**Directions for this task:**
The entries are to be returned exactly, with images left out.

**Collected data:**
__________

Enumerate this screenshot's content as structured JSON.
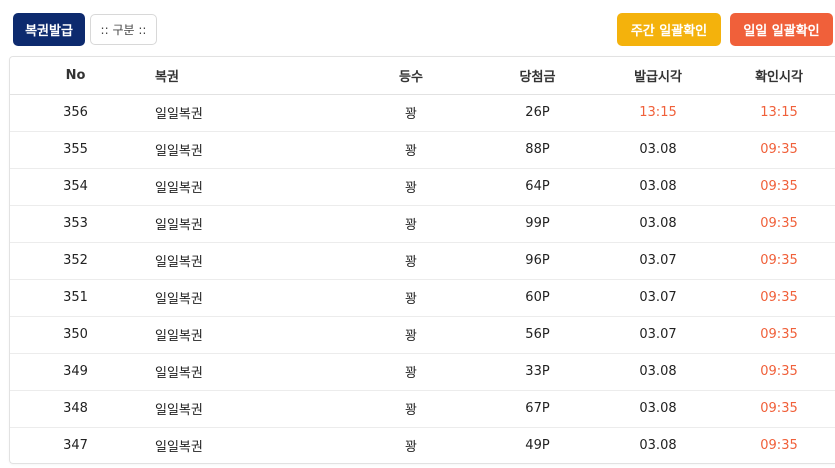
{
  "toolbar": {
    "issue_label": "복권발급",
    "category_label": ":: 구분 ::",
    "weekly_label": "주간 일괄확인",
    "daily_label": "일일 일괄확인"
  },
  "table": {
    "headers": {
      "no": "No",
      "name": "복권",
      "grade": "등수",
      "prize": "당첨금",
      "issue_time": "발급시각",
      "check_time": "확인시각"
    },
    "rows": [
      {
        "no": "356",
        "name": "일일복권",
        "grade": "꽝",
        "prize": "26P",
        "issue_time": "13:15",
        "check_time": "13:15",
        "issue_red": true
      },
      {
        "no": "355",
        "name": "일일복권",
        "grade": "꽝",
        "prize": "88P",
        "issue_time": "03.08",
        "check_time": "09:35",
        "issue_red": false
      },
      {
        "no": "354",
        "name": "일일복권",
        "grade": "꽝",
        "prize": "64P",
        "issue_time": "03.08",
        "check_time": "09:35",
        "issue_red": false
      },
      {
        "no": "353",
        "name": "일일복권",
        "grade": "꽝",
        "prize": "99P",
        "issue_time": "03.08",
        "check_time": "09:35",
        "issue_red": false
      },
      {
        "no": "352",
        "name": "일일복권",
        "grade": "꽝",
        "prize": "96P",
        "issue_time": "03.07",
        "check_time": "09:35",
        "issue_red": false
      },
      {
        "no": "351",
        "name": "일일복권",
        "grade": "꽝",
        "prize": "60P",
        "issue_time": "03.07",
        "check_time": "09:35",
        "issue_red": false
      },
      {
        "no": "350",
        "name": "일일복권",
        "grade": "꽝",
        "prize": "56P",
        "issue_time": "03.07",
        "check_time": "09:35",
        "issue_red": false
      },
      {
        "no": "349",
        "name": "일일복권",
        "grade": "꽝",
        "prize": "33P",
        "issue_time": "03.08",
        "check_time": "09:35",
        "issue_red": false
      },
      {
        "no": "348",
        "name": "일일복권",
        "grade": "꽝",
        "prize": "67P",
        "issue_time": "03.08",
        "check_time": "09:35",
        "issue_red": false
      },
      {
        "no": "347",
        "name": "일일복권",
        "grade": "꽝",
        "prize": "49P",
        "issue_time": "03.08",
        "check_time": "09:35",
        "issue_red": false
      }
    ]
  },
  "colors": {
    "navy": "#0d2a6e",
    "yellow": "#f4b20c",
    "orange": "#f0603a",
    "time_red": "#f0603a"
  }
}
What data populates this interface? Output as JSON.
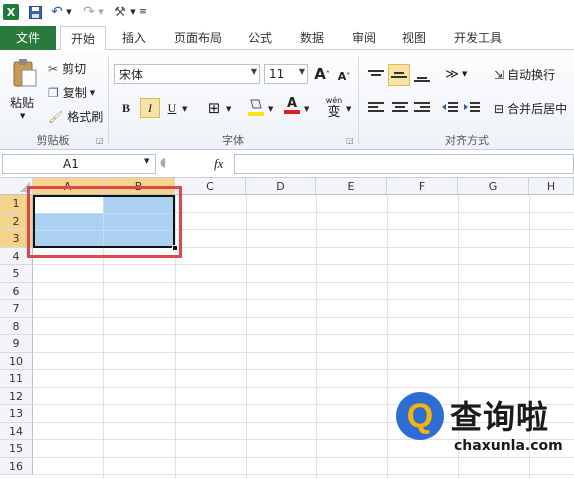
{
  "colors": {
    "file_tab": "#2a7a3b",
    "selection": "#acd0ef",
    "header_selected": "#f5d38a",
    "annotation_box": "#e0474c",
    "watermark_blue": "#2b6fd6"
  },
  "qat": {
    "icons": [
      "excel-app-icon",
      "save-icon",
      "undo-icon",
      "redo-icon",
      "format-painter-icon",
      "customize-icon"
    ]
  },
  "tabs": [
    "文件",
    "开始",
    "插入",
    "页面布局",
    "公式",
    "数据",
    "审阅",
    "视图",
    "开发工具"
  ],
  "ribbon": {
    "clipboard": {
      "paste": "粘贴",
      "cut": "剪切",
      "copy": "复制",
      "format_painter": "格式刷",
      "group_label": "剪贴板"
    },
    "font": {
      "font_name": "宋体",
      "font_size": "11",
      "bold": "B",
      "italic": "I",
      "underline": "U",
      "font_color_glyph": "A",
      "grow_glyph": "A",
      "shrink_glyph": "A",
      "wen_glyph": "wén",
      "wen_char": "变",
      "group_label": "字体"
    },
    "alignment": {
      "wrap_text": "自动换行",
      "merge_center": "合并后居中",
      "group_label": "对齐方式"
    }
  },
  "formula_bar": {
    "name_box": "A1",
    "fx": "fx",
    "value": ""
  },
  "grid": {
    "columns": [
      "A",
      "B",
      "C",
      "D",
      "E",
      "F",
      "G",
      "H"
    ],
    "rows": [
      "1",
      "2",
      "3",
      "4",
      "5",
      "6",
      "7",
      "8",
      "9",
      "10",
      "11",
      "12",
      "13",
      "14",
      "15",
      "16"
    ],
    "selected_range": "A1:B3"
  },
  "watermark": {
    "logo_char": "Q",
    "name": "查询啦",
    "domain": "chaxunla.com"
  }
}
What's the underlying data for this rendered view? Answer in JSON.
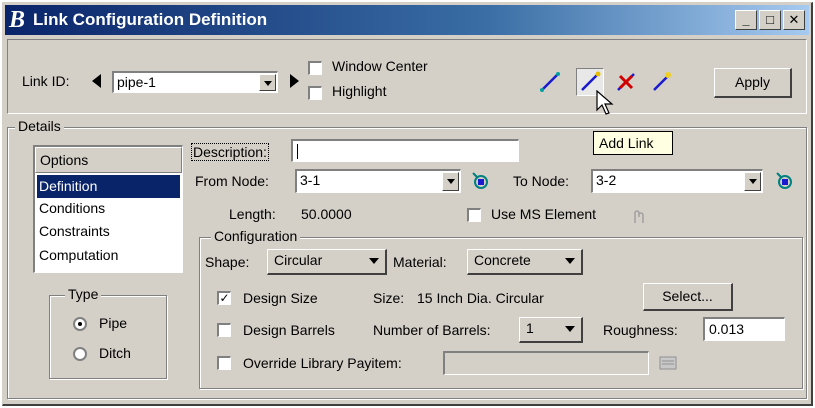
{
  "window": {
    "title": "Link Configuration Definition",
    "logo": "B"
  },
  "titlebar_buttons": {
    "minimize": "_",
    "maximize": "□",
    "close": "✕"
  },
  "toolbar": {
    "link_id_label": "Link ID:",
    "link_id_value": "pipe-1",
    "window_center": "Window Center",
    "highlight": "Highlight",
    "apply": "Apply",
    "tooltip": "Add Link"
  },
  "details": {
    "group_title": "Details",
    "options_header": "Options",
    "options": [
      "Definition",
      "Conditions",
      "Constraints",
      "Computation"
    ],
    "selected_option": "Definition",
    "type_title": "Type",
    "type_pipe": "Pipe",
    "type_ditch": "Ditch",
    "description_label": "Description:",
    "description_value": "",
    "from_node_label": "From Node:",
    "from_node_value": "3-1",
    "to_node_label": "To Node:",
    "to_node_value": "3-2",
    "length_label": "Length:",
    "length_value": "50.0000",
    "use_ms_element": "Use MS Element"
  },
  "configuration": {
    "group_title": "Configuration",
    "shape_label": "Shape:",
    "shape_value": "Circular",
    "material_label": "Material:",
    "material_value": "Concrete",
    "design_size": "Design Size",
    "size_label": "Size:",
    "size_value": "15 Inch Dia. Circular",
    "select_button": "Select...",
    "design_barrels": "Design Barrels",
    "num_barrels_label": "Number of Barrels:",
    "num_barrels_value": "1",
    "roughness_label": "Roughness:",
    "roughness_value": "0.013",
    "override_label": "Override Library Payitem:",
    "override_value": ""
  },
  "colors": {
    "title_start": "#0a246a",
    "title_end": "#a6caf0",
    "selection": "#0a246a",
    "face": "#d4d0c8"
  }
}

__________

**Answer to this task:**
Enumerate this screenshot's content as structured JSON.
{
  "toolbar": {
    "issue_label": "복권발급",
    "category_label": ":: 구분 ::",
    "weekly_label": "주간 일괄확인",
    "daily_label": "일일 일괄확인"
  },
  "table": {
    "headers": {
      "no": "No",
      "name": "복권",
      "grade": "등수",
      "prize": "당첨금",
      "issue_time": "발급시각",
      "check_time": "확인시각"
    },
    "rows": [
      {
        "no": "356",
        "name": "일일복권",
        "grade": "꽝",
        "prize": "26P",
        "issue_time": "13:15",
        "check_time": "13:15",
        "issue_red": true
      },
      {
        "no": "355",
        "name": "일일복권",
        "grade": "꽝",
        "prize": "88P",
        "issue_time": "03.08",
        "check_time": "09:35",
        "issue_red": false
      },
      {
        "no": "354",
        "name": "일일복권",
        "grade": "꽝",
        "prize": "64P",
        "issue_time": "03.08",
        "check_time": "09:35",
        "issue_red": false
      },
      {
        "no": "353",
        "name": "일일복권",
        "grade": "꽝",
        "prize": "99P",
        "issue_time": "03.08",
        "check_time": "09:35",
        "issue_red": false
      },
      {
        "no": "352",
        "name": "일일복권",
        "grade": "꽝",
        "prize": "96P",
        "issue_time": "03.07",
        "check_time": "09:35",
        "issue_red": false
      },
      {
        "no": "351",
        "name": "일일복권",
        "grade": "꽝",
        "prize": "60P",
        "issue_time": "03.07",
        "check_time": "09:35",
        "issue_red": false
      },
      {
        "no": "350",
        "name": "일일복권",
        "grade": "꽝",
        "prize": "56P",
        "issue_time": "03.07",
        "check_time": "09:35",
        "issue_red": false
      },
      {
        "no": "349",
        "name": "일일복권",
        "grade": "꽝",
        "prize": "33P",
        "issue_time": "03.08",
        "check_time": "09:35",
        "issue_red": false
      },
      {
        "no": "348",
        "name": "일일복권",
        "grade": "꽝",
        "prize": "67P",
        "issue_time": "03.08",
        "check_time": "09:35",
        "issue_red": false
      },
      {
        "no": "347",
        "name": "일일복권",
        "grade": "꽝",
        "prize": "49P",
        "issue_time": "03.08",
        "check_time": "09:35",
        "issue_red": false
      }
    ]
  },
  "colors": {
    "navy": "#0d2a6e",
    "yellow": "#f4b20c",
    "orange": "#f0603a",
    "time_red": "#f0603a"
  }
}
What data populates this interface? Output as JSON.
{
  "colors": {
    "file_tab": "#2a7a3b",
    "selection": "#acd0ef",
    "header_selected": "#f5d38a",
    "annotation_box": "#e0474c",
    "watermark_blue": "#2b6fd6"
  },
  "qat": {
    "icons": [
      "excel-app-icon",
      "save-icon",
      "undo-icon",
      "redo-icon",
      "format-painter-icon",
      "customize-icon"
    ]
  },
  "tabs": [
    "文件",
    "开始",
    "插入",
    "页面布局",
    "公式",
    "数据",
    "审阅",
    "视图",
    "开发工具"
  ],
  "ribbon": {
    "clipboard": {
      "paste": "粘贴",
      "cut": "剪切",
      "copy": "复制",
      "format_painter": "格式刷",
      "group_label": "剪贴板"
    },
    "font": {
      "font_name": "宋体",
      "font_size": "11",
      "bold": "B",
      "italic": "I",
      "underline": "U",
      "font_color_glyph": "A",
      "grow_glyph": "A",
      "shrink_glyph": "A",
      "wen_glyph": "wén",
      "wen_char": "变",
      "group_label": "字体"
    },
    "alignment": {
      "wrap_text": "自动换行",
      "merge_center": "合并后居中",
      "group_label": "对齐方式"
    }
  },
  "formula_bar": {
    "name_box": "A1",
    "fx": "fx",
    "value": ""
  },
  "grid": {
    "columns": [
      "A",
      "B",
      "C",
      "D",
      "E",
      "F",
      "G",
      "H"
    ],
    "rows": [
      "1",
      "2",
      "3",
      "4",
      "5",
      "6",
      "7",
      "8",
      "9",
      "10",
      "11",
      "12",
      "13",
      "14",
      "15",
      "16"
    ],
    "selected_range": "A1:B3"
  },
  "watermark": {
    "logo_char": "Q",
    "name": "查询啦",
    "domain": "chaxunla.com"
  }
}
What's the underlying data for this rendered view? Answer in JSON.
{
  "window": {
    "title": "Link Configuration Definition",
    "logo": "B"
  },
  "titlebar_buttons": {
    "minimize": "_",
    "maximize": "□",
    "close": "✕"
  },
  "toolbar": {
    "link_id_label": "Link ID:",
    "link_id_value": "pipe-1",
    "window_center": "Window Center",
    "highlight": "Highlight",
    "apply": "Apply",
    "tooltip": "Add Link"
  },
  "details": {
    "group_title": "Details",
    "options_header": "Options",
    "options": [
      "Definition",
      "Conditions",
      "Constraints",
      "Computation"
    ],
    "selected_option": "Definition",
    "type_title": "Type",
    "type_pipe": "Pipe",
    "type_ditch": "Ditch",
    "description_label": "Description:",
    "description_value": "",
    "from_node_label": "From Node:",
    "from_node_value": "3-1",
    "to_node_label": "To Node:",
    "to_node_value": "3-2",
    "length_label": "Length:",
    "length_value": "50.0000",
    "use_ms_element": "Use MS Element"
  },
  "configuration": {
    "group_title": "Configuration",
    "shape_label": "Shape:",
    "shape_value": "Circular",
    "material_label": "Material:",
    "material_value": "Concrete",
    "design_size": "Design Size",
    "size_label": "Size:",
    "size_value": "15 Inch Dia. Circular",
    "select_button": "Select...",
    "design_barrels": "Design Barrels",
    "num_barrels_label": "Number of Barrels:",
    "num_barrels_value": "1",
    "roughness_label": "Roughness:",
    "roughness_value": "0.013",
    "override_label": "Override Library Payitem:",
    "override_value": ""
  },
  "colors": {
    "title_start": "#0a246a",
    "title_end": "#a6caf0",
    "selection": "#0a246a",
    "face": "#d4d0c8"
  }
}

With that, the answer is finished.